> Dataset records:
---+---

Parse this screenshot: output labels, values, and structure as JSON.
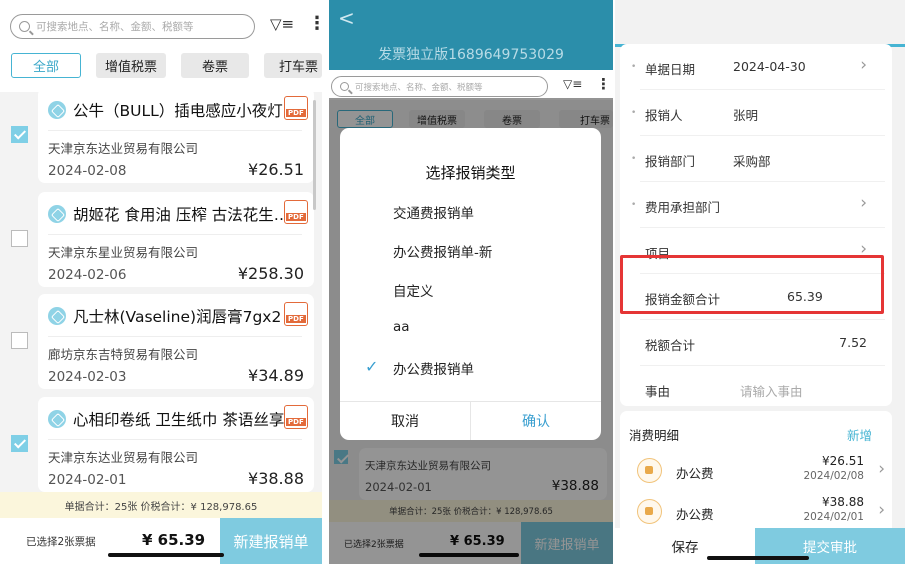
{
  "left": {
    "search_placeholder": "可搜索地点、名称、金额、税额等",
    "tabs": [
      "全部",
      "增值税票",
      "卷票",
      "打车票"
    ],
    "invoices": [
      {
        "title": "公牛（BULL）插电感应小夜灯…",
        "company": "天津京东达业贸易有限公司",
        "date": "2024-02-08",
        "amount": "¥26.51",
        "checked": true
      },
      {
        "title": "胡姬花 食用油 压榨 古法花生…",
        "company": "天津京东星业贸易有限公司",
        "date": "2024-02-06",
        "amount": "¥258.30",
        "checked": false
      },
      {
        "title": "凡士林(Vaseline)润唇膏7gx2 …",
        "company": "廊坊京东吉特贸易有限公司",
        "date": "2024-02-03",
        "amount": "¥34.89",
        "checked": false
      },
      {
        "title": "心相印卷纸 卫生纸巾 茶语丝享…",
        "company": "天津京东达业贸易有限公司",
        "date": "2024-02-01",
        "amount": "¥38.88",
        "checked": true
      }
    ],
    "pdf_label": "PDF",
    "summary": "单据合计：25张    价税合计：¥ 128,978.65",
    "selected_text": "已选择2张票据",
    "total": "¥ 65.39",
    "new_button": "新建报销单"
  },
  "middle": {
    "back": "<",
    "title": "发票独立版1689649753029",
    "search_placeholder": "可搜索地点、名称、金额、税额等",
    "tabs": [
      "全部",
      "增值税票",
      "卷票",
      "打车票"
    ],
    "dialog": {
      "title": "选择报销类型",
      "options": [
        "交通费报销单",
        "办公费报销单-新",
        "自定义",
        "aa",
        "办公费报销单"
      ],
      "selected_index": 4,
      "cancel": "取消",
      "confirm": "确认"
    },
    "bg_company": "天津京东达业贸易有限公司",
    "bg_date": "2024-02-01",
    "bg_amount": "¥38.88",
    "summary": "单据合计：25张    价税合计：¥ 128,978.65",
    "selected_text": "已选择2张票据",
    "total": "¥ 65.39",
    "new_button": "新建报销单"
  },
  "right": {
    "fields": [
      {
        "label": "单据日期",
        "value": "2024-04-30",
        "required": true,
        "chevron": true
      },
      {
        "label": "报销人",
        "value": "张明",
        "required": true,
        "chevron": false
      },
      {
        "label": "报销部门",
        "value": "采购部",
        "required": true,
        "chevron": false
      },
      {
        "label": "费用承担部门",
        "value": "",
        "required": true,
        "chevron": true
      },
      {
        "label": "项目",
        "value": "",
        "required": false,
        "chevron": true
      },
      {
        "label": "报销金额合计",
        "value": "65.39",
        "required": false,
        "chevron": false
      },
      {
        "label": "税额合计",
        "value": "7.52",
        "required": false,
        "chevron": false
      },
      {
        "label": "事由",
        "value": "请输入事由",
        "required": false,
        "chevron": false
      }
    ],
    "details_title": "消费明细",
    "add_label": "新增",
    "details": [
      {
        "name": "办公费",
        "amount": "¥26.51",
        "date": "2024/02/08"
      },
      {
        "name": "办公费",
        "amount": "¥38.88",
        "date": "2024/02/01"
      }
    ],
    "save": "保存",
    "submit": "提交审批"
  }
}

---+---

> PROBLEM DESCRIPTION:
Without the pictures, restate each entry exactly.

> EXPECTED ANSWER:
Parse this screenshot: output labels, values, and structure as JSON.
{
  "left": {
    "search_placeholder": "可搜索地点、名称、金额、税额等",
    "tabs": [
      "全部",
      "增值税票",
      "卷票",
      "打车票"
    ],
    "invoices": [
      {
        "title": "公牛（BULL）插电感应小夜灯…",
        "company": "天津京东达业贸易有限公司",
        "date": "2024-02-08",
        "amount": "¥26.51",
        "checked": true
      },
      {
        "title": "胡姬花 食用油 压榨 古法花生…",
        "company": "天津京东星业贸易有限公司",
        "date": "2024-02-06",
        "amount": "¥258.30",
        "checked": false
      },
      {
        "title": "凡士林(Vaseline)润唇膏7gx2 …",
        "company": "廊坊京东吉特贸易有限公司",
        "date": "2024-02-03",
        "amount": "¥34.89",
        "checked": false
      },
      {
        "title": "心相印卷纸 卫生纸巾 茶语丝享…",
        "company": "天津京东达业贸易有限公司",
        "date": "2024-02-01",
        "amount": "¥38.88",
        "checked": true
      }
    ],
    "pdf_label": "PDF",
    "summary": "单据合计：25张    价税合计：¥ 128,978.65",
    "selected_text": "已选择2张票据",
    "total": "¥ 65.39",
    "new_button": "新建报销单"
  },
  "middle": {
    "back": "<",
    "title": "发票独立版1689649753029",
    "search_placeholder": "可搜索地点、名称、金额、税额等",
    "tabs": [
      "全部",
      "增值税票",
      "卷票",
      "打车票"
    ],
    "dialog": {
      "title": "选择报销类型",
      "options": [
        "交通费报销单",
        "办公费报销单-新",
        "自定义",
        "aa",
        "办公费报销单"
      ],
      "selected_index": 4,
      "cancel": "取消",
      "confirm": "确认"
    },
    "bg_company": "天津京东达业贸易有限公司",
    "bg_date": "2024-02-01",
    "bg_amount": "¥38.88",
    "summary": "单据合计：25张    价税合计：¥ 128,978.65",
    "selected_text": "已选择2张票据",
    "total": "¥ 65.39",
    "new_button": "新建报销单"
  },
  "right": {
    "fields": [
      {
        "label": "单据日期",
        "value": "2024-04-30",
        "required": true,
        "chevron": true
      },
      {
        "label": "报销人",
        "value": "张明",
        "required": true,
        "chevron": false
      },
      {
        "label": "报销部门",
        "value": "采购部",
        "required": true,
        "chevron": false
      },
      {
        "label": "费用承担部门",
        "value": "",
        "required": true,
        "chevron": true
      },
      {
        "label": "项目",
        "value": "",
        "required": false,
        "chevron": true
      },
      {
        "label": "报销金额合计",
        "value": "65.39",
        "required": false,
        "chevron": false
      },
      {
        "label": "税额合计",
        "value": "7.52",
        "required": false,
        "chevron": false
      },
      {
        "label": "事由",
        "value": "请输入事由",
        "required": false,
        "chevron": false
      }
    ],
    "details_title": "消费明细",
    "add_label": "新增",
    "details": [
      {
        "name": "办公费",
        "amount": "¥26.51",
        "date": "2024/02/08"
      },
      {
        "name": "办公费",
        "amount": "¥38.88",
        "date": "2024/02/01"
      }
    ],
    "save": "保存",
    "submit": "提交审批"
  }
}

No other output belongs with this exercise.